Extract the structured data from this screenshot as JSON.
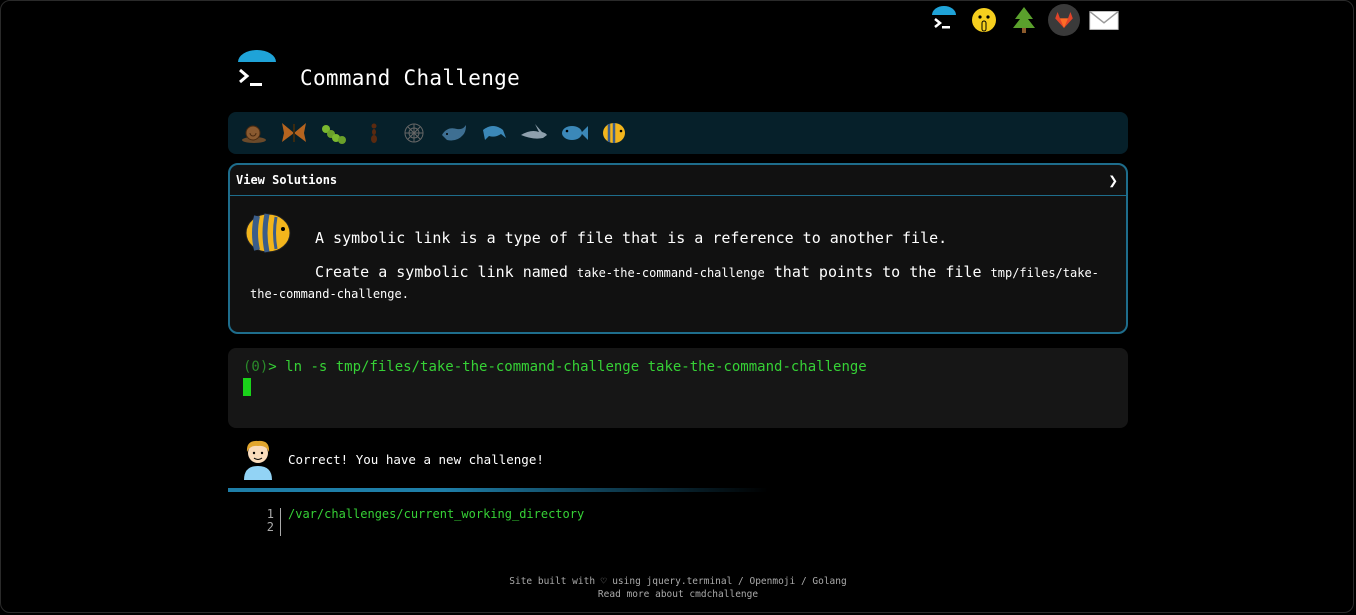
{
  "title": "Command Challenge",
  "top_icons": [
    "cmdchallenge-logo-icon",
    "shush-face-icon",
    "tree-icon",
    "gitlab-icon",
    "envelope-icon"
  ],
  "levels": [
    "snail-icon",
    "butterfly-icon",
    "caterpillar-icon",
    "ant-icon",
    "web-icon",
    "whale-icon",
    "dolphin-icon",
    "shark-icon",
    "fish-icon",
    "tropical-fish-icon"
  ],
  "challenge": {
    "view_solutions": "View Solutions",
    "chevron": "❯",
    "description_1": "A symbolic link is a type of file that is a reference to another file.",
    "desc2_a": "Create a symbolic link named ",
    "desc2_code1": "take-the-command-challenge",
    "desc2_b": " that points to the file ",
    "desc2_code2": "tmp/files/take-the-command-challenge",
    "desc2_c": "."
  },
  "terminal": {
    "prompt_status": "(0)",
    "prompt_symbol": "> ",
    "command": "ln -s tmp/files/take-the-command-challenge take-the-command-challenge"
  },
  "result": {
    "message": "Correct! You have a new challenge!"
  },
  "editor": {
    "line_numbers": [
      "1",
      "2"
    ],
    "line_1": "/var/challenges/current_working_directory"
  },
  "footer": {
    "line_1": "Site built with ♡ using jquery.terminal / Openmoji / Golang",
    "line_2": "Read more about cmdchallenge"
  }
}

**STATED TASK**
Restate the records word for word, omitting images.

**COMPLETE ANSWER**
Extract the structured data from this screenshot as JSON.
{
  "title": "Command Challenge",
  "top_icons": [
    "cmdchallenge-logo-icon",
    "shush-face-icon",
    "tree-icon",
    "gitlab-icon",
    "envelope-icon"
  ],
  "levels": [
    "snail-icon",
    "butterfly-icon",
    "caterpillar-icon",
    "ant-icon",
    "web-icon",
    "whale-icon",
    "dolphin-icon",
    "shark-icon",
    "fish-icon",
    "tropical-fish-icon"
  ],
  "challenge": {
    "view_solutions": "View Solutions",
    "chevron": "❯",
    "description_1": "A symbolic link is a type of file that is a reference to another file.",
    "desc2_a": "Create a symbolic link named ",
    "desc2_code1": "take-the-command-challenge",
    "desc2_b": " that points to the file ",
    "desc2_code2": "tmp/files/take-the-command-challenge",
    "desc2_c": "."
  },
  "terminal": {
    "prompt_status": "(0)",
    "prompt_symbol": "> ",
    "command": "ln -s tmp/files/take-the-command-challenge take-the-command-challenge"
  },
  "result": {
    "message": "Correct! You have a new challenge!"
  },
  "editor": {
    "line_numbers": [
      "1",
      "2"
    ],
    "line_1": "/var/challenges/current_working_directory"
  },
  "footer": {
    "line_1": "Site built with ♡ using jquery.terminal / Openmoji / Golang",
    "line_2": "Read more about cmdchallenge"
  }
}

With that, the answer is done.